-------- Reading text --------

Worldviews and the world

American Chronicle has an interview with Jason Miller. In answer to the question “What is that (sic) you consider your purpose on Earth to be?” he says:

It’s multi-faceted and complex, but if I distill it to its essence and put it succinctly, my primary purpose on Earth is to strive for two causes: animal liberation and socialism.

Defending socialism, he says:

Socialism hasn’t had the ghost of a chance to take root, let alone flourish. Pitted against the militaristic, economic, and propagandistic might of capitalism, each attempt to tear down and rebuild socioeconomic and political structures along more egalitarian, rational, just and democratic lines has been destined to severe malformation or failure.

Miller’s worldview – responsible for all the experiments in socialism in the last century – might have been understandable at the beginning of the 20th century. Today when even communist regimes like China and Russia have accepted that it is false, it is nearly impossible to understand. Yet, there it is. And Miller is not alone.

I have been publishing Thomas Paine’s Corner since 2004. In 2006 I merged TPC with Cyrano’s Journal Online and became Cyrano´s associate editor, maintaining my site as a semi-autonomous section of CJO. I’ve devoted countless hours and worked strenuously to create and maintain a publishing platform for radical writers, ideas, and organizations. Since Patrice Greanville, our editor-in-chief, and I place a high premium on our independence, we accept no advertising or sponsorship. Hence, we derive zero income from our endeavor. It actually costs us to keep the site operational. At last count, Thomas Paine’s Corner had had almost 2 million visitors in four years. So it’s been worth it. (links dropped)
Aside from that, I lead a vegan lifestyle, petition, protest, shun consumerism, distribute pamphlets, work with homeless shelters, boycott, network with other radicals, make personal financial sacrifices that enable me to make meaningful donations to organizations that haven’t been co-opted by the corporatocracy, like Paul Watson’s Sea Shepherd and Michele Pickover’s Animal Right’s Africa, and engage in some direct action. (links dropped)

--------

• **What the task requires**: Rewrite the stretch of the worldviews post from "Worldviews and the world" through "malformation or failure.", putting "free enterprise" in place of "capitalism".

-------- Material provided --------

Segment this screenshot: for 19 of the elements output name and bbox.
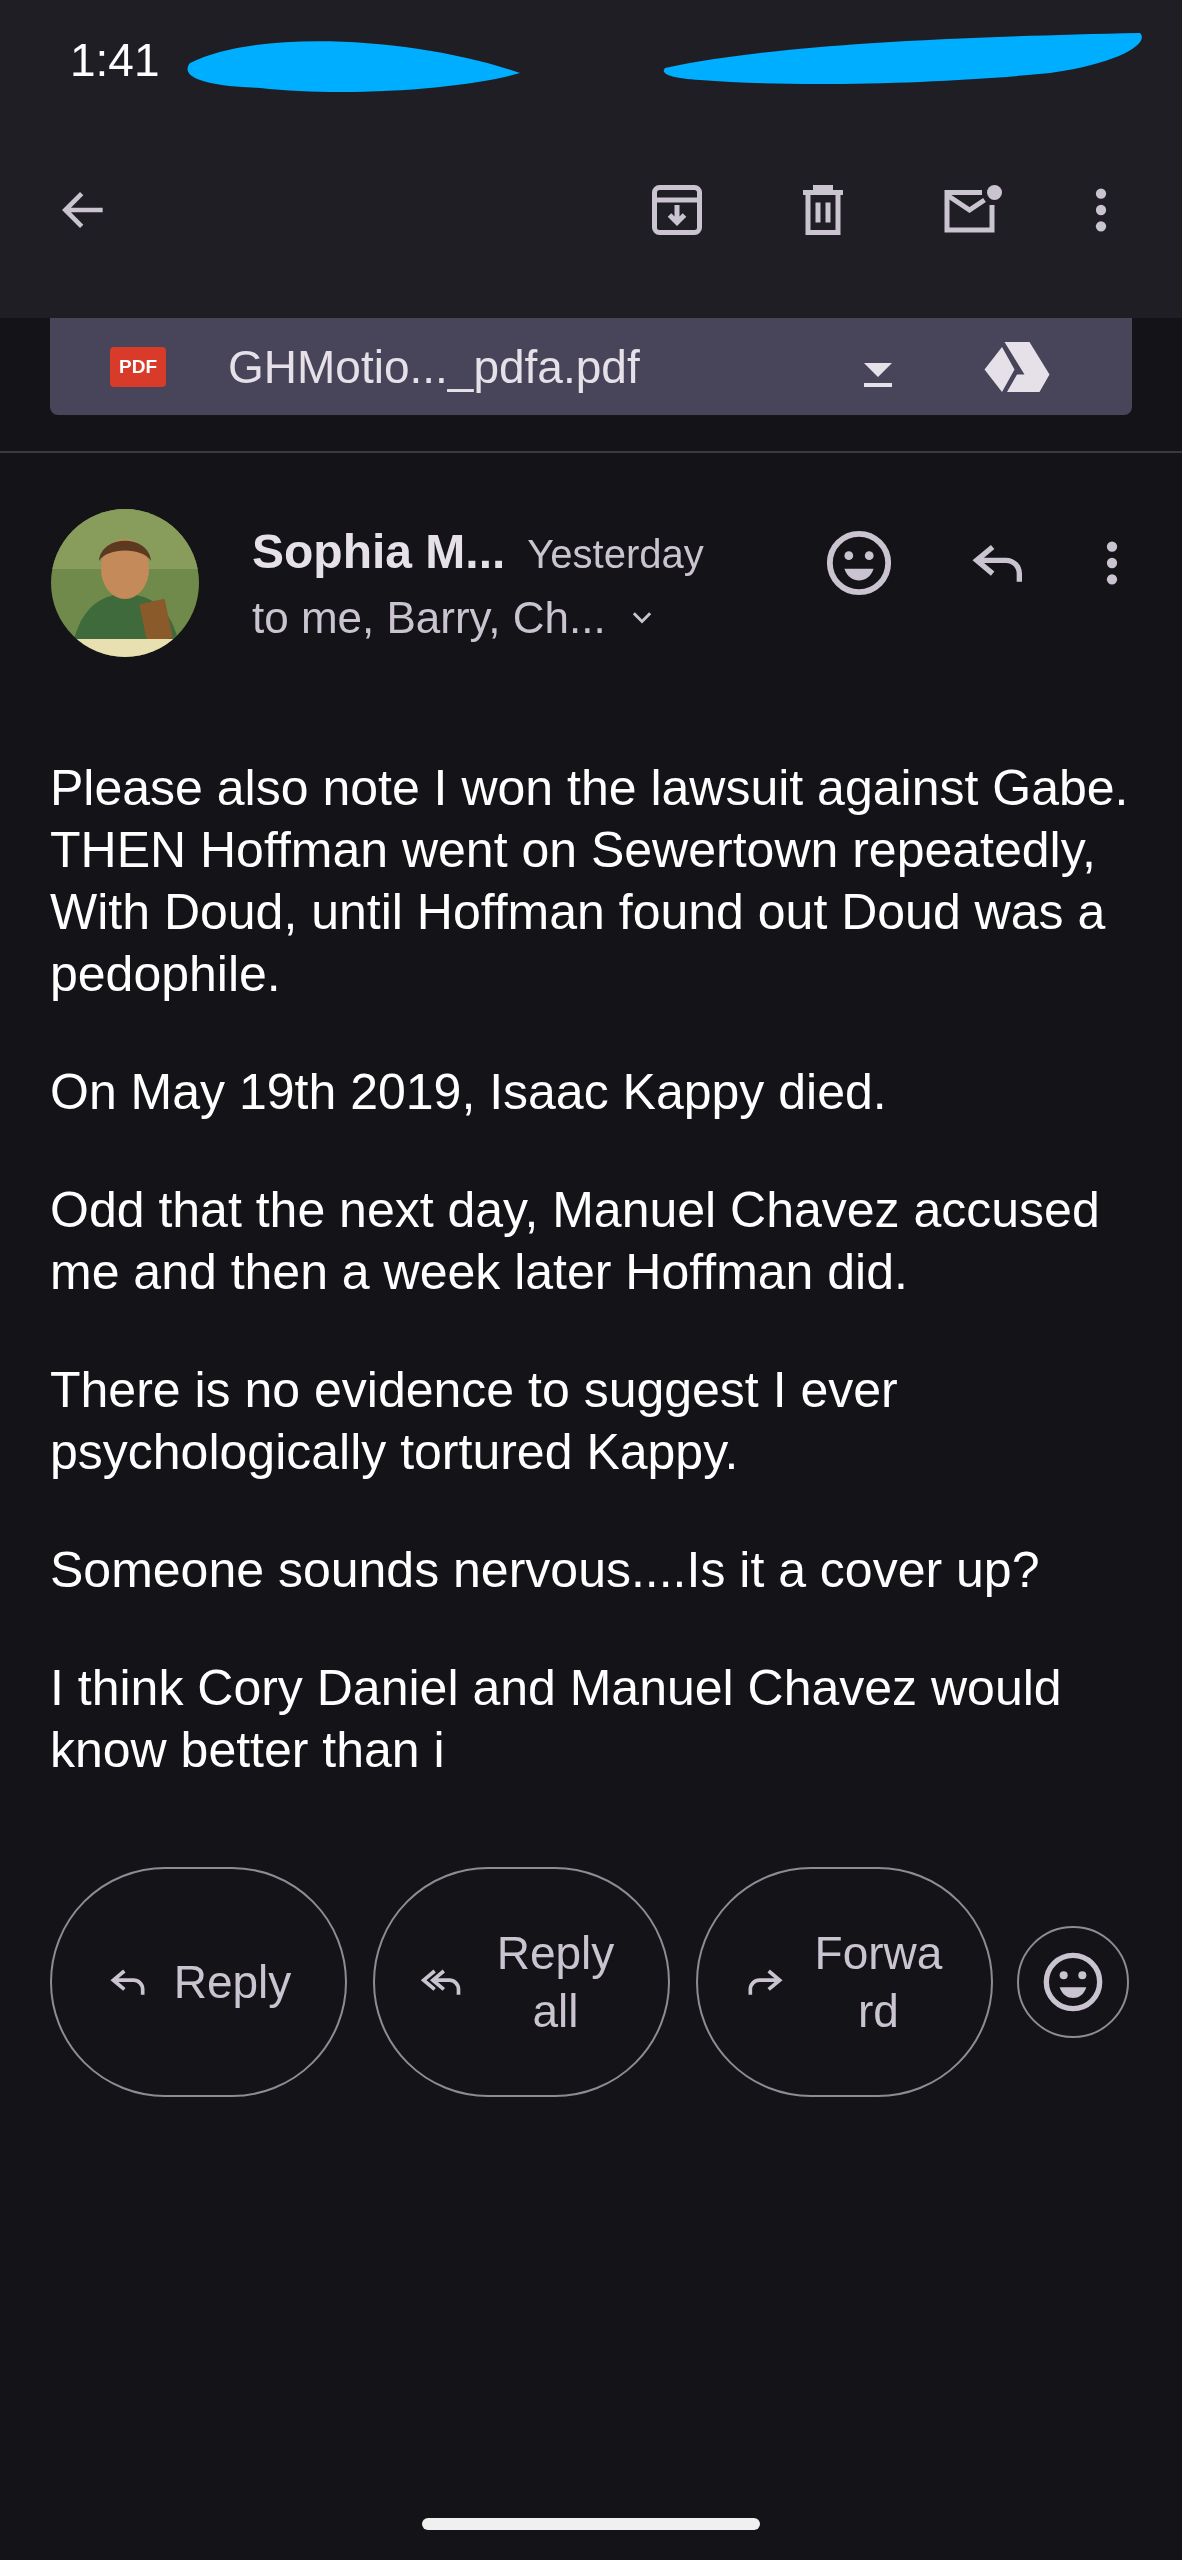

--------

• **Written answer**:
Worldviews and the world

American Chronicle has an interview with Jason Miller. In answer to the question “What is that (sic) you consider your purpose on Earth to be?” he says:

It’s multi-faceted and complex, but if I distill it to its essence and put it succinctly, my primary purpose on Earth is to strive for two causes: animal liberation and socialism.

Defending socialism, he says:

Socialism hasn’t had the ghost of a chance to take root, let alone flourish. Pitted against the militaristic, economic, and propagandistic might of free enterprise, each attempt to tear down and rebuild socioeconomic and political structures along more egalitarian, rational, just and democratic lines has been destined to severe malformation or failure.